— WHAT NEEDS TO BE DONE —
Extract every record, keeping each one exactly as it is.
****
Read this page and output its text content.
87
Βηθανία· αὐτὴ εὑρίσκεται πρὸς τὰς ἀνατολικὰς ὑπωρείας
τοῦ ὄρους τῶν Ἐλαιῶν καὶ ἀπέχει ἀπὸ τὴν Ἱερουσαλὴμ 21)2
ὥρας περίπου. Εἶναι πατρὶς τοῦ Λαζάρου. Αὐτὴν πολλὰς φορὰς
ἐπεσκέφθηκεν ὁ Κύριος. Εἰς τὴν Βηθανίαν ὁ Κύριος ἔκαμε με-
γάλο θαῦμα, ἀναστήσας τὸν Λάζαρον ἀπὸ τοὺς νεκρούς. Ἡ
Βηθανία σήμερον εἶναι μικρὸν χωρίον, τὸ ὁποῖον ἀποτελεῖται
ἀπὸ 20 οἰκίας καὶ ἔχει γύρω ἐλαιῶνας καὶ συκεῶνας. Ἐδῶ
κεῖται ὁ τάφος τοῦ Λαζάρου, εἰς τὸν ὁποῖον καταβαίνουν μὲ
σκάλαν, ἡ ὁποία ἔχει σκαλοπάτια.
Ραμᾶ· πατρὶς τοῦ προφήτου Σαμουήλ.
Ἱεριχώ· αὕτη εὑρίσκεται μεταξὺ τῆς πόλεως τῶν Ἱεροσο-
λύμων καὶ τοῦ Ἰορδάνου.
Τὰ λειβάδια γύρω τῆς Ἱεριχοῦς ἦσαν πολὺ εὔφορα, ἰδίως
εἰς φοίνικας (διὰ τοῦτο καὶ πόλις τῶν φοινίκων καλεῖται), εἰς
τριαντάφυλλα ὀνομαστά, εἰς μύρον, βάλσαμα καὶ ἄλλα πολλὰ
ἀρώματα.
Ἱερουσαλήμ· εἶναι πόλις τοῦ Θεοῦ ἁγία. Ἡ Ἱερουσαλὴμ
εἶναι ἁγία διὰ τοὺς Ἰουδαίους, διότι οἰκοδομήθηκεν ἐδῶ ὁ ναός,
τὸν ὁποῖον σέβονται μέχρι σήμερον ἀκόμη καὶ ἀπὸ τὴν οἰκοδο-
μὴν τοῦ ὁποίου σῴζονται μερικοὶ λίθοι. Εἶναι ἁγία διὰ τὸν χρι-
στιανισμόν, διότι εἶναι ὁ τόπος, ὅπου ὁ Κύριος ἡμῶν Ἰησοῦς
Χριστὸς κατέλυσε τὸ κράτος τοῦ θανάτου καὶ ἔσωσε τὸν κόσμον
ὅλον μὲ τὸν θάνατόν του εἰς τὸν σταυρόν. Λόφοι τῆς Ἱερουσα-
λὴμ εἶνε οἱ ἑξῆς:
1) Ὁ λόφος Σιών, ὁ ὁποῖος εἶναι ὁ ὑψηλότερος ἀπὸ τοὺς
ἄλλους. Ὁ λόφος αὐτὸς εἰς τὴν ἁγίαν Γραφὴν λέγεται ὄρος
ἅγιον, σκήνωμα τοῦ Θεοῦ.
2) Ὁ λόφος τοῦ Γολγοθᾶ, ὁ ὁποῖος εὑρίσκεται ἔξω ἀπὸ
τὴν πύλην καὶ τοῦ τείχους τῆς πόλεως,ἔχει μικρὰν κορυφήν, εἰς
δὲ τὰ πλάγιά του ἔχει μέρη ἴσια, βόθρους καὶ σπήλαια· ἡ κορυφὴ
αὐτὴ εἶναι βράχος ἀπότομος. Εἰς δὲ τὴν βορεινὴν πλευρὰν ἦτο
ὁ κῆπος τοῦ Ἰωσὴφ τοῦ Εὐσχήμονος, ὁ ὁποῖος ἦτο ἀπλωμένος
****
— EXERCISE RESULT —
Read this page and output its text content.
87
Βηθανία· αὐτὴ εὑρίσκεται πρὸς τὰς ἀνατολικὰς ὑπωρείας
τοῦ ὄρους τῶν Ἐλαιῶν καὶ ἀπέχει ἀπὸ τὴν Ἱερουσαλὴμ 21)2
ὥρας περίπου. Εἶναι πατρὶς τοῦ Λαζάρου. Αὐτὴν πολλὰς φορὰς
ἐπεσκέφθηκεν ὁ Κύριος. Εἰς τὴν Βηθανίαν ὁ Κύριος ἔκαμε με-
γάλο θαῦμα, ἀναστήσας τὸν Λάζαρον ἀπὸ τοὺς νεκρούς. Ἡ
Βηθανία σήμερον εἶναι μικρὸν χωρίον, τὸ ὁποῖον ἀποτελεῖται
ἀπὸ 20 οἰκίας καὶ ἔχει γύρω ἐλαιῶνας καὶ συκεῶνας. Ἐδῶ
κεῖται ὁ τάφος τοῦ Λαζάρου, εἰς τὸν ὁποῖον καταβαίνουν μὲ
σκάλαν, ἡ ὁποία ἔχει σκαλοπάτια.
Ραμᾶ· πατρὶς τοῦ προφήτου Σαμουήλ.
Ἱεριχώ· αὕτη εὑρίσκεται μεταξὺ τῆς πόλεως τῶν Ἱεροσο-
λύμων καὶ τοῦ Ἰορδάνου.
Τὰ λειβάδια γύρω τῆς Ἱεριχοῦς ἦσαν πολὺ εὔφορα, ἰδίως
εἰς φοίνικας (διὰ τοῦτο καὶ πόλις τῶν φοινίκων καλεῖται), εἰς
τριαντάφυλλα ὀνομαστά, εἰς μύρον, βάλσαμα καὶ ἄλλα πολλὰ
ἀρώματα.
Ἱερουσαλήμ· εἶναι πόλις τοῦ Θεοῦ ἁγία. Ἡ Ἱερουσαλὴμ
εἶναι ἁγία διὰ τοὺς Ἰουδαίους, διότι οἰκοδομήθηκεν ἐδῶ ὁ ναός,
τὸν ὁποῖον σέβονται μέχρι σήμερον ἀκόμη καὶ ἀπὸ τὴν οἰκοδο-
μὴν τοῦ ὁποίου σῴζονται μερικοὶ λίθοι. Εἶναι ἁγία διὰ τὸν χρι-
στιανισμόν, διότι εἶναι ὁ τόπος, ὅπου ὁ Κύριος ἡμῶν Ἰησοῦς
Χριστὸς κατέλυσε τὸ κράτος τοῦ θανάτου καὶ ἔσωσε τὸν κόσμον
ὅλον μὲ τὸν θάνατόν του εἰς τὸν σταυρόν. Λόφοι τῆς Ἱερουσα-
λὴμ εἶνε οἱ ἑξῆς:
1) Ὁ λόφος Σιών, ὁ ὁποῖος εἶναι ὁ ὑψηλότερος ἀπὸ τοὺς
ἄλλους. Ὁ λόφος αὐτὸς εἰς τὴν ἁγίαν Γραφὴν λέγεται ὄρος
ἅγιον, σκήνωμα τοῦ Θεοῦ.
2) Ὁ λόφος τοῦ Γολγοθᾶ, ὁ ὁποῖος εὑρίσκεται ἔξω ἀπὸ
τὴν πύλην καὶ τοῦ τείχους τῆς πόλεως,ἔχει μικρὰν κορυφήν, εἰς
δὲ τὰ πλάγιά του ἔχει μέρη ἴσια, βόθρους καὶ σπήλαια· ἡ κορυφὴ
αὐτὴ εἶναι βράχος ἀπότομος. Εἰς δὲ τὴν βορεινὴν πλευρὰν ἦτο
ὁ κῆπος τοῦ Ἰωσὴφ τοῦ Εὐσχήμονος, ὁ ὁποῖος ἦτο ἀπλωμένος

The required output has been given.